◆ **DO THIS**
Your task is to transcribe all the entries exactly, excluding pictures.

◆ **Some records**
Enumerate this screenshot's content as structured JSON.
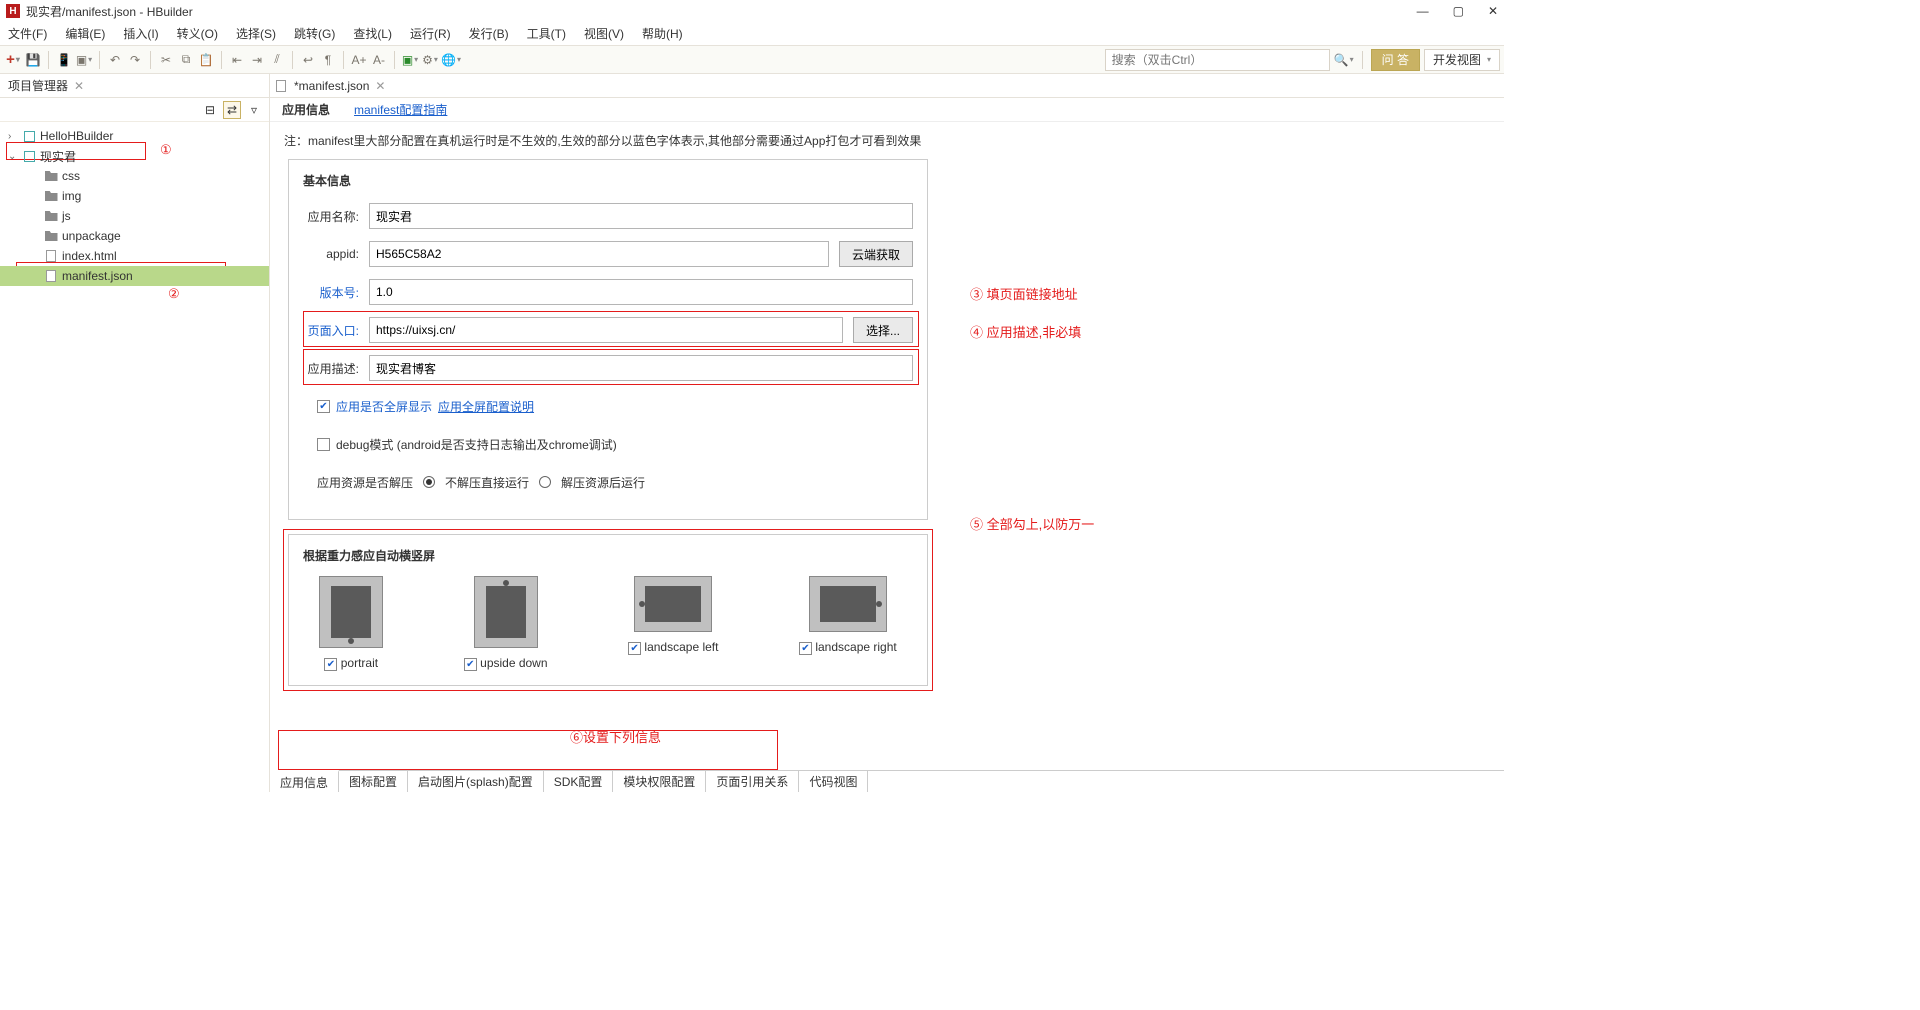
{
  "window": {
    "title": "现实君/manifest.json - HBuilder",
    "min": "—",
    "max": "▢",
    "close": "✕"
  },
  "menu": [
    "文件(F)",
    "编辑(E)",
    "插入(I)",
    "转义(O)",
    "选择(S)",
    "跳转(G)",
    "查找(L)",
    "运行(R)",
    "发行(B)",
    "工具(T)",
    "视图(V)",
    "帮助(H)"
  ],
  "toolbar": {
    "search_ph": "搜索（双击Ctrl）",
    "qa": "问 答",
    "view": "开发视图"
  },
  "sidebar": {
    "title": "项目管理器",
    "tree": [
      {
        "indent": 0,
        "chev": "›",
        "type": "prj",
        "label": "HelloHBuilder"
      },
      {
        "indent": 0,
        "chev": "⌄",
        "type": "prj",
        "label": "现实君",
        "box": 1
      },
      {
        "indent": 1,
        "chev": "",
        "type": "folder",
        "label": "css"
      },
      {
        "indent": 1,
        "chev": "",
        "type": "folder",
        "label": "img"
      },
      {
        "indent": 1,
        "chev": "",
        "type": "folder",
        "label": "js"
      },
      {
        "indent": 1,
        "chev": "",
        "type": "folder",
        "label": "unpackage"
      },
      {
        "indent": 1,
        "chev": "",
        "type": "file",
        "label": "index.html"
      },
      {
        "indent": 1,
        "chev": "",
        "type": "file",
        "label": "manifest.json",
        "sel": true,
        "box": 2
      }
    ]
  },
  "anno": {
    "a1": "①",
    "a2": "②",
    "a3": "③ 填页面链接地址",
    "a4": "④ 应用描述,非必填",
    "a5": "⑤ 全部勾上,以防万一",
    "a6": "⑥设置下列信息"
  },
  "editor": {
    "tab": "*manifest.json",
    "subhead": {
      "label": "应用信息",
      "link": "manifest配置指南"
    },
    "note": "注：manifest里大部分配置在真机运行时是不生效的,生效的部分以蓝色字体表示,其他部分需要通过App打包才可看到效果",
    "basic": {
      "legend": "基本信息",
      "name": {
        "label": "应用名称:",
        "value": "现实君"
      },
      "appid": {
        "label": "appid:",
        "value": "H565C58A2",
        "btn": "云端获取"
      },
      "ver": {
        "label": "版本号:",
        "value": "1.0"
      },
      "entry": {
        "label": "页面入口:",
        "value": "https://uixsj.cn/",
        "btn": "选择..."
      },
      "desc": {
        "label": "应用描述:",
        "value": "现实君博客"
      },
      "fullscreen": {
        "label": "应用是否全屏显示",
        "link": "应用全屏配置说明"
      },
      "debug": "debug模式 (android是否支持日志输出及chrome调试)",
      "unpack": {
        "label": "应用资源是否解压",
        "o1": "不解压直接运行",
        "o2": "解压资源后运行"
      }
    },
    "orient": {
      "legend": "根据重力感应自动横竖屏",
      "items": [
        {
          "k": "portrait",
          "l": "portrait"
        },
        {
          "k": "upside",
          "l": "upside down"
        },
        {
          "k": "lleft",
          "l": "landscape left"
        },
        {
          "k": "lright",
          "l": "landscape right"
        }
      ]
    },
    "btabs": [
      "应用信息",
      "图标配置",
      "启动图片(splash)配置",
      "SDK配置",
      "模块权限配置",
      "页面引用关系",
      "代码视图"
    ]
  }
}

◆ **THE REPLY**
Enumerate this screenshot's content as structured JSON.
{
  "window": {
    "title": "现实君/manifest.json - HBuilder",
    "min": "—",
    "max": "▢",
    "close": "✕"
  },
  "menu": [
    "文件(F)",
    "编辑(E)",
    "插入(I)",
    "转义(O)",
    "选择(S)",
    "跳转(G)",
    "查找(L)",
    "运行(R)",
    "发行(B)",
    "工具(T)",
    "视图(V)",
    "帮助(H)"
  ],
  "toolbar": {
    "search_ph": "搜索（双击Ctrl）",
    "qa": "问 答",
    "view": "开发视图"
  },
  "sidebar": {
    "title": "项目管理器",
    "tree": [
      {
        "indent": 0,
        "chev": "›",
        "type": "prj",
        "label": "HelloHBuilder"
      },
      {
        "indent": 0,
        "chev": "⌄",
        "type": "prj",
        "label": "现实君",
        "box": 1
      },
      {
        "indent": 1,
        "chev": "",
        "type": "folder",
        "label": "css"
      },
      {
        "indent": 1,
        "chev": "",
        "type": "folder",
        "label": "img"
      },
      {
        "indent": 1,
        "chev": "",
        "type": "folder",
        "label": "js"
      },
      {
        "indent": 1,
        "chev": "",
        "type": "folder",
        "label": "unpackage"
      },
      {
        "indent": 1,
        "chev": "",
        "type": "file",
        "label": "index.html"
      },
      {
        "indent": 1,
        "chev": "",
        "type": "file",
        "label": "manifest.json",
        "sel": true,
        "box": 2
      }
    ]
  },
  "anno": {
    "a1": "①",
    "a2": "②",
    "a3": "③ 填页面链接地址",
    "a4": "④ 应用描述,非必填",
    "a5": "⑤ 全部勾上,以防万一",
    "a6": "⑥设置下列信息"
  },
  "editor": {
    "tab": "*manifest.json",
    "subhead": {
      "label": "应用信息",
      "link": "manifest配置指南"
    },
    "note": "注：manifest里大部分配置在真机运行时是不生效的,生效的部分以蓝色字体表示,其他部分需要通过App打包才可看到效果",
    "basic": {
      "legend": "基本信息",
      "name": {
        "label": "应用名称:",
        "value": "现实君"
      },
      "appid": {
        "label": "appid:",
        "value": "H565C58A2",
        "btn": "云端获取"
      },
      "ver": {
        "label": "版本号:",
        "value": "1.0"
      },
      "entry": {
        "label": "页面入口:",
        "value": "https://uixsj.cn/",
        "btn": "选择..."
      },
      "desc": {
        "label": "应用描述:",
        "value": "现实君博客"
      },
      "fullscreen": {
        "label": "应用是否全屏显示",
        "link": "应用全屏配置说明"
      },
      "debug": "debug模式 (android是否支持日志输出及chrome调试)",
      "unpack": {
        "label": "应用资源是否解压",
        "o1": "不解压直接运行",
        "o2": "解压资源后运行"
      }
    },
    "orient": {
      "legend": "根据重力感应自动横竖屏",
      "items": [
        {
          "k": "portrait",
          "l": "portrait"
        },
        {
          "k": "upside",
          "l": "upside down"
        },
        {
          "k": "lleft",
          "l": "landscape left"
        },
        {
          "k": "lright",
          "l": "landscape right"
        }
      ]
    },
    "btabs": [
      "应用信息",
      "图标配置",
      "启动图片(splash)配置",
      "SDK配置",
      "模块权限配置",
      "页面引用关系",
      "代码视图"
    ]
  }
}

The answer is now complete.